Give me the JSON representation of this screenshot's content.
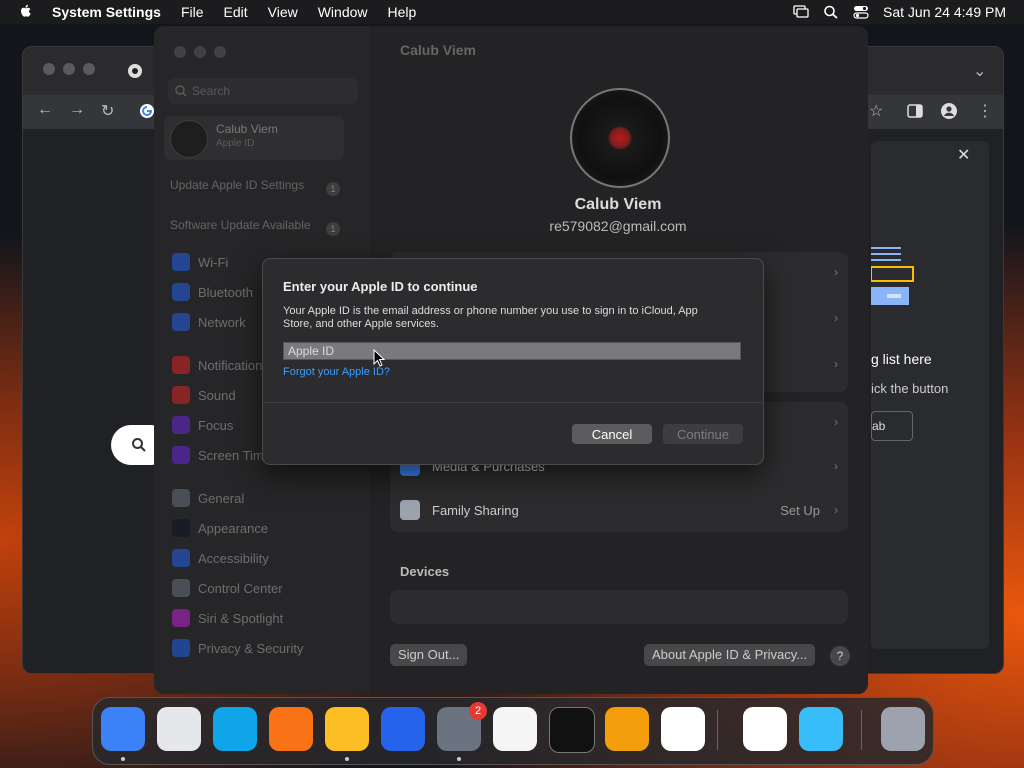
{
  "menubar": {
    "app_name": "System Settings",
    "items": [
      "File",
      "Edit",
      "View",
      "Window",
      "Help"
    ],
    "datetime": "Sat Jun 24  4:49 PM"
  },
  "chrome_panel": {
    "heading_partial": "g list here",
    "desc_partial": "ick the button",
    "button_partial": "ab"
  },
  "settings": {
    "title": "Calub Viem",
    "search_placeholder": "Search",
    "sidebar_user": {
      "name": "Calub Viem",
      "subtitle": "Apple ID"
    },
    "sidebar_rows": [
      {
        "label": "Update Apple ID Settings",
        "badge": "1"
      },
      {
        "label": "Software Update Available",
        "badge": "1"
      }
    ],
    "sidebar_items": [
      {
        "label": "Wi-Fi",
        "color": "#2563eb"
      },
      {
        "label": "Bluetooth",
        "color": "#2563eb"
      },
      {
        "label": "Network",
        "color": "#2563eb"
      },
      {
        "label": "Notifications",
        "color": "#dc2626"
      },
      {
        "label": "Sound",
        "color": "#dc2626"
      },
      {
        "label": "Focus",
        "color": "#6d28d9"
      },
      {
        "label": "Screen Time",
        "color": "#6d28d9"
      },
      {
        "label": "General",
        "color": "#6b7280"
      },
      {
        "label": "Appearance",
        "color": "#111827"
      },
      {
        "label": "Accessibility",
        "color": "#2563eb"
      },
      {
        "label": "Control Center",
        "color": "#6b7280"
      },
      {
        "label": "Siri & Spotlight",
        "color": "#c026d3"
      },
      {
        "label": "Privacy & Security",
        "color": "#2563eb"
      }
    ],
    "user_name": "Calub Viem",
    "user_email": "re579082@gmail.com",
    "rows": [
      {
        "label": "Media & Purchases",
        "value": ""
      },
      {
        "label": "Family Sharing",
        "value": "Set Up"
      }
    ],
    "devices_heading": "Devices",
    "sign_out": "Sign Out...",
    "about": "About Apple ID & Privacy...",
    "help": "?"
  },
  "dialog": {
    "title": "Enter your Apple ID to continue",
    "message": "Your Apple ID is the email address or phone number you use to sign in to iCloud, App Store, and other Apple services.",
    "input_placeholder": "Apple ID",
    "input_value": "",
    "forgot_link": "Forgot your Apple ID?",
    "cancel": "Cancel",
    "continue": "Continue"
  },
  "dock": {
    "apps": [
      "finder",
      "launchpad",
      "safari",
      "firefox",
      "chrome",
      "app-store",
      "system-settings",
      "textedit",
      "terminal",
      "garageband",
      "vscode",
      "visual-studio",
      "weather",
      "trash"
    ],
    "settings_badge": "2"
  }
}
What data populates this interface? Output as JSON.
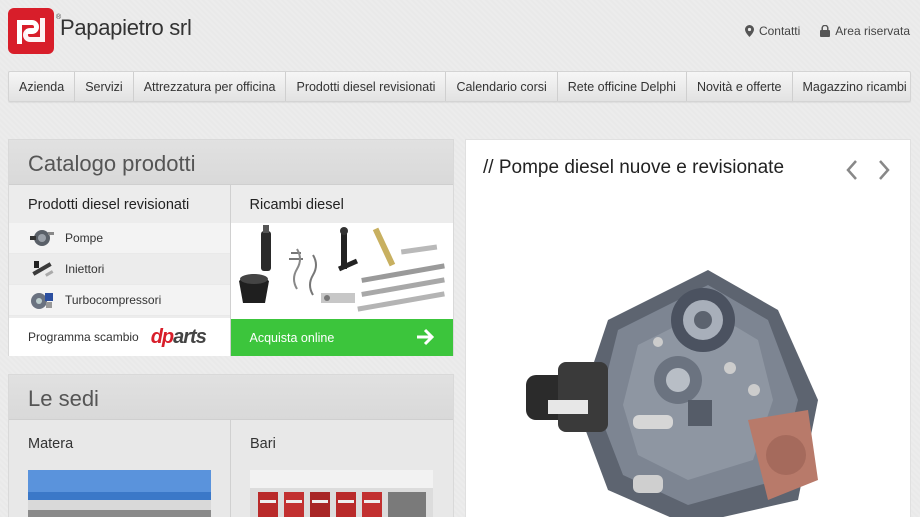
{
  "header": {
    "brand": "Papapietro srl",
    "reg_mark": "®",
    "links": [
      {
        "label": "Contatti",
        "icon": "map-pin-icon"
      },
      {
        "label": "Area riservata",
        "icon": "lock-icon"
      }
    ]
  },
  "nav": {
    "items": [
      "Azienda",
      "Servizi",
      "Attrezzatura per officina",
      "Prodotti diesel revisionati",
      "Calendario corsi",
      "Rete officine Delphi",
      "Novità e offerte",
      "Magazzino ricambi"
    ]
  },
  "catalog": {
    "title": "Catalogo prodotti",
    "left": {
      "title": "Prodotti diesel revisionati",
      "items": [
        "Pompe",
        "Iniettori",
        "Turbocompressori"
      ],
      "exchange_label": "Programma scambio",
      "exchange_logo": {
        "d": "d",
        "p": "p",
        "rest": "arts"
      }
    },
    "right": {
      "title": "Ricambi diesel",
      "buy_label": "Acquista online"
    }
  },
  "sedi": {
    "title": "Le sedi",
    "locations": [
      "Matera",
      "Bari"
    ]
  },
  "slider": {
    "title": "// Pompe diesel nuove e revisionate"
  },
  "colors": {
    "brand_red": "#d81e2a",
    "buy_green": "#3cc53c"
  }
}
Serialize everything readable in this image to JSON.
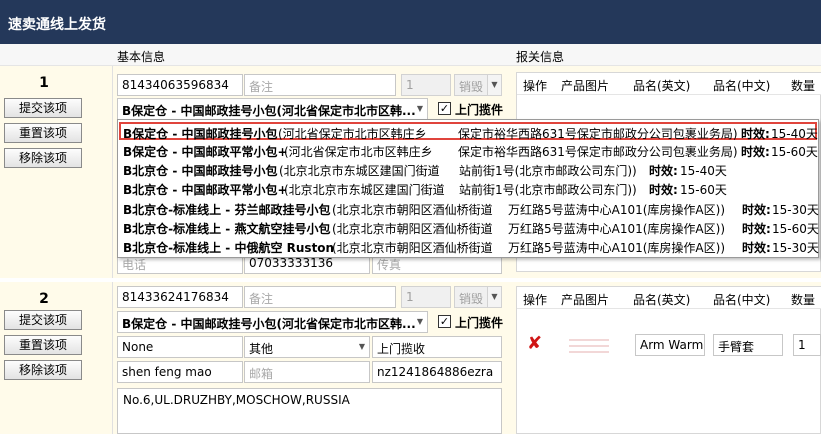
{
  "window": {
    "title": "速卖通线上发货"
  },
  "columns": {
    "basic_info": "基本信息",
    "customs_info": "报关信息"
  },
  "buttons": {
    "submit": "提交该项",
    "reset": "重置该项",
    "remove": "移除该项"
  },
  "table_headers": [
    "操作",
    "产品图片",
    "品名(英文)",
    "品名(中文)",
    "数量"
  ],
  "orders": [
    {
      "index": "1",
      "order_no": "81434063596834",
      "note_placeholder": "备注",
      "qty": "1",
      "sale_status": "销毁",
      "shipping_method": "B保定仓 - 中国邮政挂号小包(河北省保定市北市区韩...",
      "pickup_label": "上门揽件",
      "pickup_checked": true,
      "phone_placeholder": "电话",
      "phone": "07033333136",
      "fax_placeholder": "传真"
    },
    {
      "index": "2",
      "order_no": "81433624176834",
      "note_placeholder": "备注",
      "qty": "1",
      "sale_status": "销毁",
      "shipping_method": "B保定仓 - 中国邮政挂号小包(河北省保定市北市区韩...",
      "pickup_label": "上门揽件",
      "pickup_checked": true,
      "row3": {
        "insurance": "None",
        "category": "其他",
        "pickup_type": "上门揽收"
      },
      "name": "shen feng mao",
      "email_placeholder": "邮箱",
      "tracking": "nz1241864886ezra",
      "address": "No.6,UL.DRUZHBY,MOSCHOW,RUSSIA",
      "product": {
        "name_en": "Arm Warm",
        "name_cn": "手臂套",
        "qty": "1"
      }
    }
  ],
  "dropdown_options": [
    {
      "method": "B保定仓 - 中国邮政挂号小包",
      "origin": "(河北省保定市北市区韩庄乡",
      "address": "保定市裕华西路631号保定市邮政分公司包裹业务局)",
      "time_label": "时效:",
      "time": "15-40天",
      "highlighted": true
    },
    {
      "method": "B保定仓 - 中国邮政平常小包+",
      "origin": "(河北省保定市北市区韩庄乡",
      "address": "保定市裕华西路631号保定市邮政分公司包裹业务局)",
      "time_label": "时效:",
      "time": "15-60天",
      "highlighted": false
    },
    {
      "method": "B北京仓 - 中国邮政挂号小包",
      "origin": "(北京北京市东城区建国门街道",
      "address": "站前街1号(北京市邮政公司东门))",
      "time_label": "时效:",
      "time": "15-40天",
      "highlighted": false
    },
    {
      "method": "B北京仓 - 中国邮政平常小包+",
      "origin": "(北京北京市东城区建国门街道",
      "address": "站前街1号(北京市邮政公司东门))",
      "time_label": "时效:",
      "time": "15-60天",
      "highlighted": false
    },
    {
      "method": "B北京仓-标准线上 - 芬兰邮政挂号小包",
      "origin": "(北京北京市朝阳区酒仙桥街道",
      "address": "万红路5号蓝涛中心A101(库房操作A区))",
      "time_label": "时效:",
      "time": "15-30天",
      "highlighted": false
    },
    {
      "method": "B北京仓-标准线上 - 燕文航空挂号小包",
      "origin": "(北京北京市朝阳区酒仙桥街道",
      "address": "万红路5号蓝涛中心A101(库房操作A区))",
      "time_label": "时效:",
      "time": "15-60天",
      "highlighted": false
    },
    {
      "method": "B北京仓-标准线上 - 中俄航空 Ruston",
      "origin": "(北京北京市朝阳区酒仙桥街道",
      "address": "万红路5号蓝涛中心A101(库房操作A区))",
      "time_label": "时效:",
      "time": "15-30天",
      "highlighted": false
    }
  ],
  "colors": {
    "titlebar": "#24385a",
    "panel_bg": "#fffbea",
    "highlight_border": "#e0443c",
    "delete_icon": "#d01515"
  },
  "icons": {
    "delete": "red-x-icon",
    "dropdown": "triangle-down-icon",
    "checkbox": "check-icon"
  }
}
* * * * * * * * *
● GIVEN TASK: From the listing above, pick out each line where the word "JSON" appears.

● FINAL ANSWER:
Give me the JSON representation of this screenshot's content.
What data populates this interface? Output as JSON.
Serialize everything readable in this image to JSON.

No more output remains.